[Short task]
Pick out every line in the data that contains the string "Super" and copy each one in full. Match case exactly.

_ _ _ _

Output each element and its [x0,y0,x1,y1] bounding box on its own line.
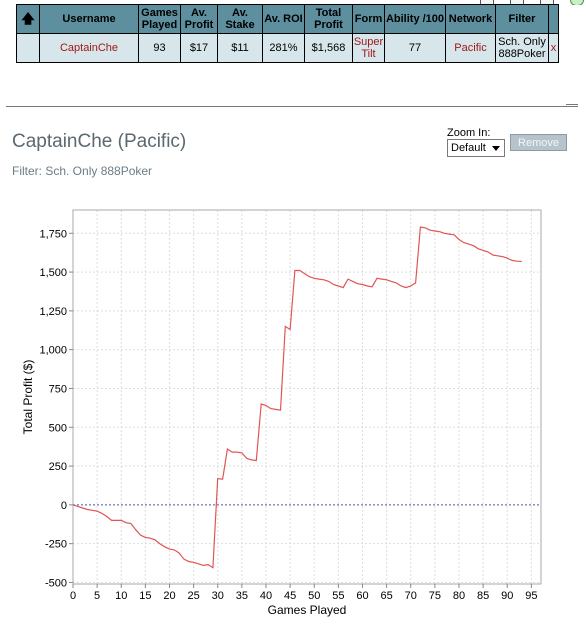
x-tick-label: 30 [212,590,224,602]
page-title: CaptainChe (Pacific) [12,131,187,152]
x-axis-label: Games Played [268,603,347,617]
table-row: CaptainChe 93 $17 $11 281% $1,568 Super … [16,33,559,63]
x-tick-label: 75 [429,590,441,602]
player-stats-table: 🡅 Username Games Played Av. Profit Av. S… [16,4,559,63]
av-stake-value: $11 [217,33,263,63]
x-tick-label: 85 [477,590,489,602]
x-tick-label: 20 [163,590,175,602]
ability-value: 77 [384,33,446,63]
x-tick-label: 60 [356,590,368,602]
sort-column-header[interactable]: 🡅 [16,4,40,34]
total-profit-value: $1,568 [304,33,353,63]
x-tick-label: 95 [525,590,537,602]
toolbar-icons [470,0,586,5]
av-roi-value: 281% [262,33,305,63]
y-tick-label: -250 [45,539,67,551]
x-tick-label: 5 [94,590,100,602]
filter-column-header[interactable]: Filter [495,4,549,34]
form-link[interactable]: Super Tilt [352,33,385,63]
x-axis-ticks: 0 5 10 15 20 25 30 35 40 45 50 55 60 65 70 75 80 85 90 95 [70,584,537,602]
games-played-value: 93 [138,33,181,63]
x-tick-label: 50 [308,590,320,602]
zoom-select-value: Default [451,142,486,154]
username-link[interactable]: CaptainChe [39,33,139,63]
zoom-select[interactable]: Default [447,139,505,157]
plot-area [72,209,542,585]
y-tick-label: 250 [49,461,67,473]
x-tick-label: 45 [284,590,296,602]
total-profit-column-header[interactable]: Total Profit [304,4,353,34]
section-divider [6,106,578,107]
x-tick-label: 10 [115,590,127,602]
y-tick-label: 1,750 [39,228,67,240]
y-axis-ticks: -500 -250 0 250 500 750 1,000 1,250 1,500 1,750 [39,228,73,589]
chevron-down-icon[interactable] [492,146,500,151]
y-tick-label: 500 [49,422,67,434]
x-tick-label: 35 [236,590,248,602]
filter-value: Sch. Only 888Poker [495,33,549,63]
x-tick-label: 25 [187,590,199,602]
network-link[interactable]: Pacific [445,33,496,63]
x-tick-label: 90 [501,590,513,602]
refresh-icon[interactable] [570,0,584,5]
y-tick-label: 1,500 [39,267,67,279]
av-roi-column-header[interactable]: Av. ROI [262,4,305,34]
filter-description: Filter: Sch. Only 888Poker [12,164,153,178]
form-column-header[interactable]: Form [352,4,385,34]
x-tick-label: 15 [139,590,151,602]
ability-column-header[interactable]: Ability /100 [384,4,446,34]
y-axis-label: Total Profit ($) [21,360,35,435]
y-tick-label: 1,250 [39,306,67,318]
sort-up-arrow-icon[interactable]: 🡅 [21,10,35,26]
y-tick-label: 0 [61,500,67,512]
divider-end [566,104,578,109]
network-column-header[interactable]: Network [445,4,496,34]
remove-row-link[interactable]: x [548,33,559,63]
av-profit-value: $17 [180,33,218,63]
x-tick-label: 55 [332,590,344,602]
av-profit-column-header[interactable]: Av. Profit [180,4,218,34]
window-icon[interactable] [510,0,524,5]
series-line-total-profit [72,226,522,569]
x-tick-label: 70 [405,590,417,602]
table-header-row: 🡅 Username Games Played Av. Profit Av. S… [16,4,559,34]
x-tick-label: 40 [260,590,272,602]
y-tick-label: 750 [49,383,67,395]
export-icon[interactable] [540,0,554,5]
av-stake-column-header[interactable]: Av. Stake [217,4,263,34]
zoom-label: Zoom In: [447,127,491,139]
print-icon[interactable] [480,0,494,5]
x-tick-label: 65 [380,590,392,602]
chart-grid [72,210,541,584]
x-tick-label: 80 [453,590,465,602]
y-tick-label: -500 [45,577,67,589]
empty-cell [16,33,40,63]
games-played-column-header[interactable]: Games Played [138,4,181,34]
remove-button[interactable]: Remove [510,134,567,151]
username-column-header[interactable]: Username [39,4,139,34]
y-tick-label: 1,000 [39,345,67,357]
remove-column-header [548,4,559,34]
x-tick-label: 0 [70,590,76,602]
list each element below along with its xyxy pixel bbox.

_ _ _ _

[Answer to this exercise]
table-row: CaptainChe 93 $17 $11 281% $1,568 Super … [16,33,559,63]
form-link[interactable]: Super Tilt [352,33,385,63]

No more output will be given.